What you are asked to do: Check each line of the records for "time"; collect those that have it.

Extracted data:
[BEGIN]

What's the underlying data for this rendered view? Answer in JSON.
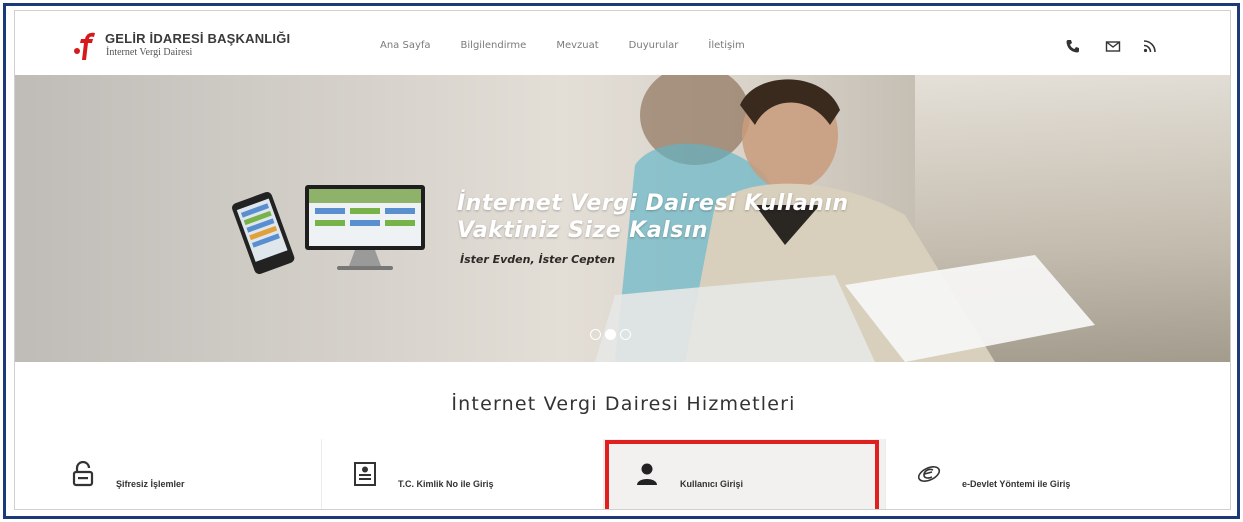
{
  "header": {
    "brand_title": "GELİR İDARESİ BAŞKANLIĞI",
    "brand_subtitle": "İnternet Vergi Dairesi",
    "nav": [
      "Ana Sayfa",
      "Bilgilendirme",
      "Mevzuat",
      "Duyurular",
      "İletişim"
    ],
    "icons": [
      "phone-icon",
      "mail-icon",
      "rss-icon"
    ]
  },
  "hero": {
    "title_line1": "İnternet Vergi Dairesi Kullanın",
    "title_line2": "Vaktiniz Size Kalsın",
    "subtitle": "İster Evden, İster Cepten",
    "slide_count": 3,
    "active_slide": 2
  },
  "services": {
    "title": "İnternet Vergi Dairesi Hizmetleri",
    "items": [
      {
        "label": "Şifresiz İşlemler",
        "icon": "unlock-icon"
      },
      {
        "label": "T.C. Kimlik No ile Giriş",
        "icon": "id-card-icon"
      },
      {
        "label": "Kullanıcı Girişi",
        "icon": "user-icon"
      },
      {
        "label": "e-Devlet Yöntemi ile Giriş",
        "icon": "e-devlet-icon"
      }
    ],
    "highlighted_index": 2
  },
  "colors": {
    "frame": "#1c3a7a",
    "brand_red": "#d7191c",
    "highlight": "#e0201f"
  }
}
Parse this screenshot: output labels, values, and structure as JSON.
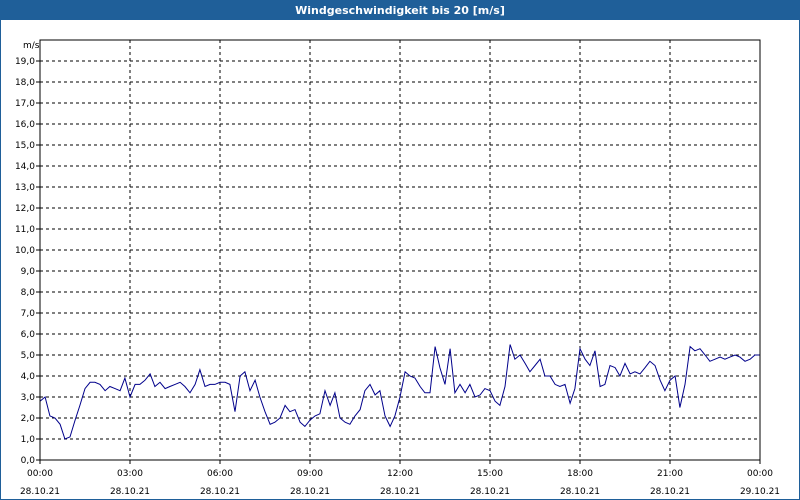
{
  "window": {
    "title": "Windgeschwindigkeit bis 20 [m/s]"
  },
  "chart_data": {
    "type": "line",
    "title": "Windgeschwindigkeit bis 20 [m/s]",
    "ylabel": "m/s",
    "ylim": [
      0,
      20
    ],
    "xlim_hours": [
      0,
      24
    ],
    "yticks": [
      "0,0",
      "1,0",
      "2,0",
      "3,0",
      "4,0",
      "5,0",
      "6,0",
      "7,0",
      "8,0",
      "9,0",
      "10,0",
      "11,0",
      "12,0",
      "13,0",
      "14,0",
      "15,0",
      "16,0",
      "17,0",
      "18,0",
      "19,0"
    ],
    "xticks": [
      {
        "time": "00:00",
        "date": "28.10.21"
      },
      {
        "time": "03:00",
        "date": "28.10.21"
      },
      {
        "time": "06:00",
        "date": "28.10.21"
      },
      {
        "time": "09:00",
        "date": "28.10.21"
      },
      {
        "time": "12:00",
        "date": "28.10.21"
      },
      {
        "time": "15:00",
        "date": "28.10.21"
      },
      {
        "time": "18:00",
        "date": "28.10.21"
      },
      {
        "time": "21:00",
        "date": "28.10.21"
      },
      {
        "time": "00:00",
        "date": "29.10.21"
      }
    ],
    "grid": true,
    "line_color": "#00008b",
    "series": [
      {
        "x": [
          0,
          0.17,
          0.33,
          0.5,
          0.67,
          0.83,
          1,
          1.17,
          1.33,
          1.5,
          1.67,
          1.83,
          2,
          2.17,
          2.33,
          2.5,
          2.67,
          2.83,
          3,
          3.17,
          3.33,
          3.5,
          3.67,
          3.83,
          4,
          4.17,
          4.33,
          4.5,
          4.67,
          4.83,
          5,
          5.17,
          5.33,
          5.5,
          5.67,
          5.83,
          6,
          6.17,
          6.33,
          6.5,
          6.67,
          6.83,
          7,
          7.17,
          7.33,
          7.5,
          7.67,
          7.83,
          8,
          8.17,
          8.33,
          8.5,
          8.67,
          8.83,
          9,
          9.17,
          9.33,
          9.5,
          9.67,
          9.83,
          10,
          10.17,
          10.33,
          10.5,
          10.67,
          10.83,
          11,
          11.17,
          11.33,
          11.5,
          11.67,
          11.83,
          12,
          12.17,
          12.33,
          12.5,
          12.67,
          12.83,
          13,
          13.17,
          13.33,
          13.5,
          13.67,
          13.83,
          14,
          14.17,
          14.33,
          14.5,
          14.67,
          14.83,
          15,
          15.17,
          15.33,
          15.5,
          15.67,
          15.83,
          16,
          16.17,
          16.33,
          16.5,
          16.67,
          16.83,
          17,
          17.17,
          17.33,
          17.5,
          17.67,
          17.83,
          18,
          18.17,
          18.33,
          18.5,
          18.67,
          18.83,
          19,
          19.17,
          19.33,
          19.5,
          19.67,
          19.83,
          20,
          20.17,
          20.33,
          20.5,
          20.67,
          20.83,
          21,
          21.17,
          21.33,
          21.5,
          21.67,
          21.83,
          22,
          22.17,
          22.33,
          22.5,
          22.67,
          22.83,
          23,
          23.17,
          23.33,
          23.5,
          23.67,
          23.83,
          24
        ],
        "y": [
          2.8,
          3.0,
          2.1,
          2.0,
          1.7,
          1.0,
          1.1,
          1.9,
          2.6,
          3.4,
          3.7,
          3.7,
          3.6,
          3.3,
          3.5,
          3.4,
          3.3,
          3.9,
          3.0,
          3.6,
          3.6,
          3.8,
          4.1,
          3.5,
          3.7,
          3.4,
          3.5,
          3.6,
          3.7,
          3.5,
          3.2,
          3.6,
          4.3,
          3.5,
          3.6,
          3.6,
          3.7,
          3.7,
          3.6,
          2.3,
          4.0,
          4.2,
          3.3,
          3.8,
          3.0,
          2.3,
          1.7,
          1.8,
          2.0,
          2.6,
          2.3,
          2.4,
          1.8,
          1.6,
          1.9,
          2.1,
          2.2,
          3.3,
          2.6,
          3.2,
          2.0,
          1.8,
          1.7,
          2.1,
          2.4,
          3.3,
          3.6,
          3.1,
          3.3,
          2.1,
          1.6,
          2.1,
          3.0,
          4.2,
          4.0,
          3.9,
          3.5,
          3.2,
          3.2,
          5.4,
          4.4,
          3.6,
          5.3,
          3.2,
          3.6,
          3.2,
          3.6,
          3.0,
          3.1,
          3.4,
          3.3,
          2.8,
          2.6,
          3.5,
          5.5,
          4.8,
          5.0,
          4.6,
          4.2,
          4.5,
          4.8,
          4.0,
          4.0,
          3.6,
          3.5,
          3.6,
          2.7,
          3.4,
          5.3,
          4.8,
          4.5,
          5.2,
          3.5,
          3.6,
          4.5,
          4.4,
          4.0,
          4.6,
          4.1,
          4.2,
          4.1,
          4.4,
          4.7,
          4.5,
          3.8,
          3.3,
          3.8,
          4.0,
          2.5,
          3.6,
          5.4,
          5.2,
          5.3,
          5.0,
          4.7,
          4.8,
          4.9,
          4.8,
          4.9,
          5.0,
          4.9,
          4.7,
          4.8,
          5.0,
          5.0
        ]
      }
    ]
  }
}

[END]

Output:
        "time": "00:00",
        "time": "03:00",
        "time": "06:00",
        "time": "09:00",
        "time": "12:00",
        "time": "15:00",
        "time": "18:00",
        "time": "21:00",
        "time": "00:00",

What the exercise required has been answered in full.